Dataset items

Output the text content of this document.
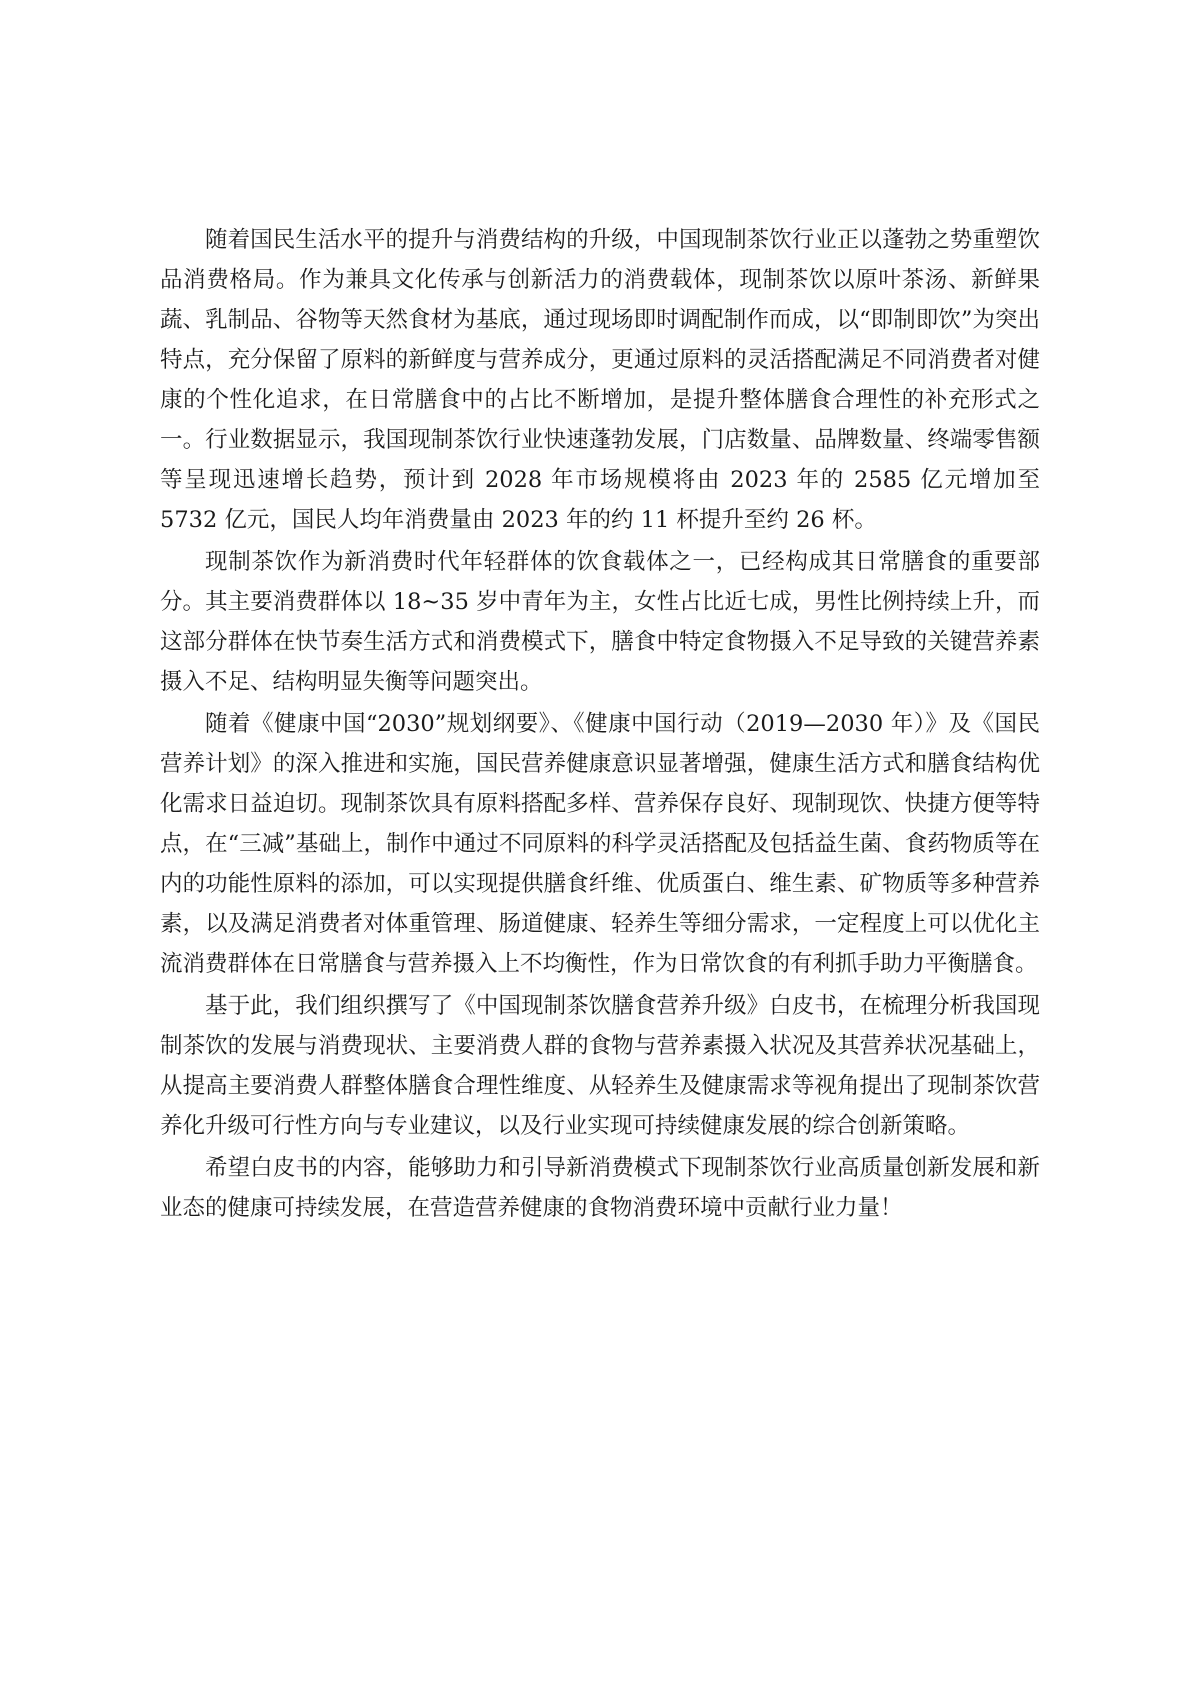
随着国民生活水平的提升与消费结构的升级，中国现制茶饮行业正以蓬勃之势重塑饮品消费格局。作为兼具文化传承与创新活力的消费载体，现制茶饮以原叶茶汤、新鲜果蔬、乳制品、谷物等天然食材为基底，通过现场即时调配制作而成，以“即制即饮”为突出特点，充分保留了原料的新鲜度与营养成分，更通过原料的灵活搭配满足不同消费者对健康的个性化追求，在日常膳食中的占比不断增加，是提升整体膳食合理性的补充形式之一。行业数据显示，我国现制茶饮行业快速蓬勃发展，门店数量、品牌数量、终端零售额等呈现迅速增长趋势，预计到 2028 年市场规模将由 2023 年的 2585 亿元增加至 5732 亿元，国民人均年消费量由 2023 年的约 11 杯提升至约 26 杯。

现制茶饮作为新消费时代年轻群体的饮食载体之一，已经构成其日常膳食的重要部分。其主要消费群体以 18~35 岁中青年为主，女性占比近七成，男性比例持续上升，而这部分群体在快节奏生活方式和消费模式下，膳食中特定食物摄入不足导致的关键营养素摄入不足、结构明显失衡等问题突出。

随着《健康中国“2030”规划纲要》、《健康中国行动（2019—2030 年）》及《国民营养计划》的深入推进和实施，国民营养健康意识显著增强，健康生活方式和膳食结构优化需求日益迫切。现制茶饮具有原料搭配多样、营养保存良好、现制现饮、快捷方便等特点，在“三减”基础上，制作中通过不同原料的科学灵活搭配及包括益生菌、食药物质等在内的功能性原料的添加，可以实现提供膳食纤维、优质蛋白、维生素、矿物质等多种营养素，以及满足消费者对体重管理、肠道健康、轻养生等细分需求，一定程度上可以优化主流消费群体在日常膳食与营养摄入上不均衡性，作为日常饮食的有利抓手助力平衡膳食。

基于此，我们组织撰写了《中国现制茶饮膳食营养升级》白皮书，在梳理分析我国现制茶饮的发展与消费现状、主要消费人群的食物与营养素摄入状况及其营养状况基础上，从提高主要消费人群整体膳食合理性维度、从轻养生及健康需求等视角提出了现制茶饮营养化升级可行性方向与专业建议，以及行业实现可持续健康发展的综合创新策略。

希望白皮书的内容，能够助力和引导新消费模式下现制茶饮行业高质量创新发展和新业态的健康可持续发展，在营造营养健康的食物消费环境中贡献行业力量！
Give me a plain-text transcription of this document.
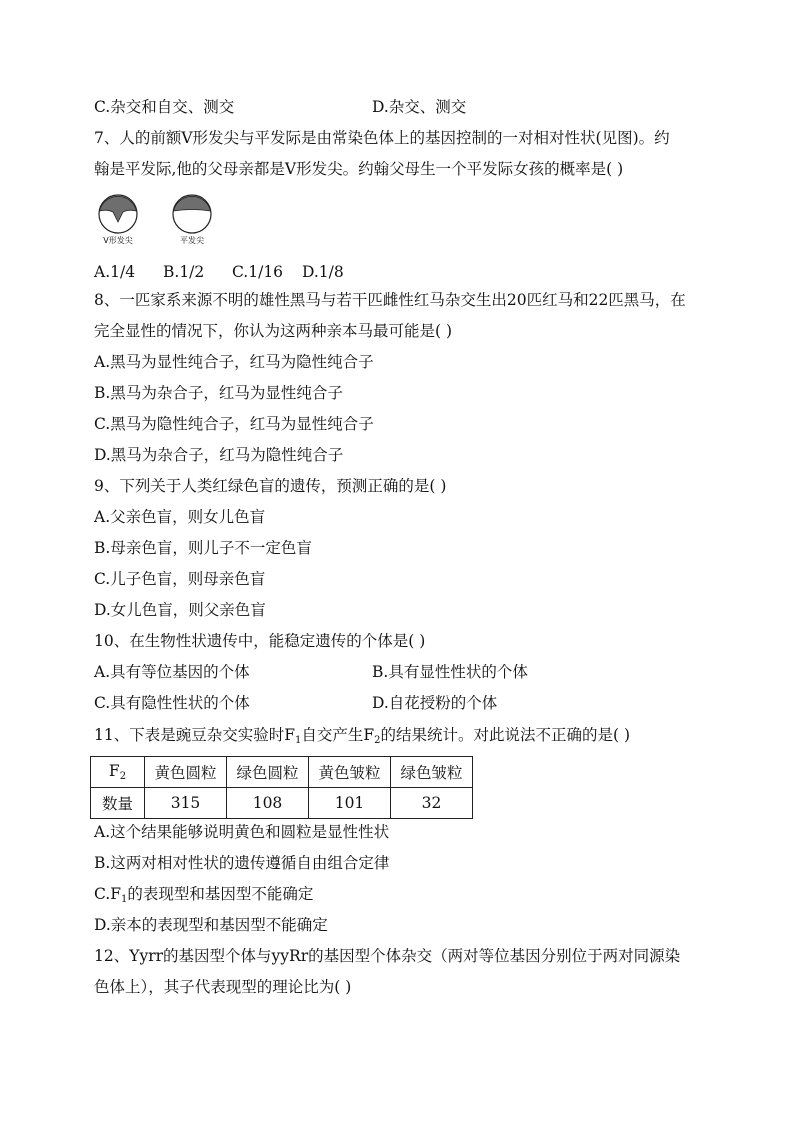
C.杂交和自交、测交	D.杂交、测交
7、人的前额V形发尖与平发际是由常染色体上的基因控制的一对相对性状(见图)。约
翰是平发际,他的父母亲都是V形发尖。约翰父母生一个平发际女孩的概率是( )
V形发尖	平发尖
A.1/4 B.1/2 C.1/16 D.1/8
8、一匹家系来源不明的雄性黑马与若干匹雌性红马杂交生出20匹红马和22匹黑马，在
完全显性的情况下，你认为这两种亲本马最可能是( )
A.黑马为显性纯合子，红马为隐性纯合子
B.黑马为杂合子，红马为显性纯合子
C.黑马为隐性纯合子，红马为显性纯合子
D.黑马为杂合子，红马为隐性纯合子
9、下列关于人类红绿色盲的遗传，预测正确的是( )
A.父亲色盲，则女儿色盲
B.母亲色盲，则儿子不一定色盲
C.儿子色盲，则母亲色盲
D.女儿色盲，则父亲色盲
10、在生物性状遗传中，能稳定遗传的个体是( )
A.具有等位基因的个体	B.具有显性性状的个体
C.具有隐性性状的个体	D.自花授粉的个体
11、下表是豌豆杂交实验时$F_1$自交产生$F_2$的结果统计。对此说法不正确的是( )
$F_2$	黄色圆粒	绿色圆粒	黄色皱粒	绿色皱粒
数量	315	108	101	32
A.这个结果能够说明黄色和圆粒是显性性状
B.这两对相对性状的遗传遵循自由组合定律
$C.F_1$的表现型和基因型不能确定
D.亲本的表现型和基因型不能确定
12、Yyrr的基因型个体与yyRr的基因型个体杂交（两对等位基因分别位于两对同源染
色体上），其子代表现型的理论比为( )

- Do this -
Your task is to return the entries above exactly, with no pictures.

- Exercise solution -
Output the text content of this document.
随着国民生活水平的提升与消费结构的升级，中国现制茶饮行业正以蓬勃之势重塑饮品消费格局。作为兼具文化传承与创新活力的消费载体，现制茶饮以原叶茶汤、新鲜果蔬、乳制品、谷物等天然食材为基底，通过现场即时调配制作而成，以“即制即饮”为突出特点，充分保留了原料的新鲜度与营养成分，更通过原料的灵活搭配满足不同消费者对健康的个性化追求，在日常膳食中的占比不断增加，是提升整体膳食合理性的补充形式之一。行业数据显示，我国现制茶饮行业快速蓬勃发展，门店数量、品牌数量、终端零售额等呈现迅速增长趋势，预计到 2028 年市场规模将由 2023 年的 2585 亿元增加至 5732 亿元，国民人均年消费量由 2023 年的约 11 杯提升至约 26 杯。

现制茶饮作为新消费时代年轻群体的饮食载体之一，已经构成其日常膳食的重要部分。其主要消费群体以 18~35 岁中青年为主，女性占比近七成，男性比例持续上升，而这部分群体在快节奏生活方式和消费模式下，膳食中特定食物摄入不足导致的关键营养素摄入不足、结构明显失衡等问题突出。

随着《健康中国“2030”规划纲要》、《健康中国行动（2019—2030 年）》及《国民营养计划》的深入推进和实施，国民营养健康意识显著增强，健康生活方式和膳食结构优化需求日益迫切。现制茶饮具有原料搭配多样、营养保存良好、现制现饮、快捷方便等特点，在“三减”基础上，制作中通过不同原料的科学灵活搭配及包括益生菌、食药物质等在内的功能性原料的添加，可以实现提供膳食纤维、优质蛋白、维生素、矿物质等多种营养素，以及满足消费者对体重管理、肠道健康、轻养生等细分需求，一定程度上可以优化主流消费群体在日常膳食与营养摄入上不均衡性，作为日常饮食的有利抓手助力平衡膳食。

基于此，我们组织撰写了《中国现制茶饮膳食营养升级》白皮书，在梳理分析我国现制茶饮的发展与消费现状、主要消费人群的食物与营养素摄入状况及其营养状况基础上，从提高主要消费人群整体膳食合理性维度、从轻养生及健康需求等视角提出了现制茶饮营养化升级可行性方向与专业建议，以及行业实现可持续健康发展的综合创新策略。

希望白皮书的内容，能够助力和引导新消费模式下现制茶饮行业高质量创新发展和新业态的健康可持续发展，在营造营养健康的食物消费环境中贡献行业力量！
Give me a plain-text transcription of this document.
C.杂交和自交、测交	D.杂交、测交
7、人的前额V形发尖与平发际是由常染色体上的基因控制的一对相对性状(见图)。约
翰是平发际,他的父母亲都是V形发尖。约翰父母生一个平发际女孩的概率是( )
V形发尖	平发尖
A.1/4 B.1/2 C.1/16 D.1/8
8、一匹家系来源不明的雄性黑马与若干匹雌性红马杂交生出20匹红马和22匹黑马，在
完全显性的情况下，你认为这两种亲本马最可能是( )
A.黑马为显性纯合子，红马为隐性纯合子
B.黑马为杂合子，红马为显性纯合子
C.黑马为隐性纯合子，红马为显性纯合子
D.黑马为杂合子，红马为隐性纯合子
9、下列关于人类红绿色盲的遗传，预测正确的是( )
A.父亲色盲，则女儿色盲
B.母亲色盲，则儿子不一定色盲
C.儿子色盲，则母亲色盲
D.女儿色盲，则父亲色盲
10、在生物性状遗传中，能稳定遗传的个体是( )
A.具有等位基因的个体	B.具有显性性状的个体
C.具有隐性性状的个体	D.自花授粉的个体
11、下表是豌豆杂交实验时$F_1$自交产生$F_2$的结果统计。对此说法不正确的是( )
$F_2$	黄色圆粒	绿色圆粒	黄色皱粒	绿色皱粒
数量	315	108	101	32
A.这个结果能够说明黄色和圆粒是显性性状
B.这两对相对性状的遗传遵循自由组合定律
$C.F_1$的表现型和基因型不能确定
D.亲本的表现型和基因型不能确定
12、Yyrr的基因型个体与yyRr的基因型个体杂交（两对等位基因分别位于两对同源染
色体上），其子代表现型的理论比为( )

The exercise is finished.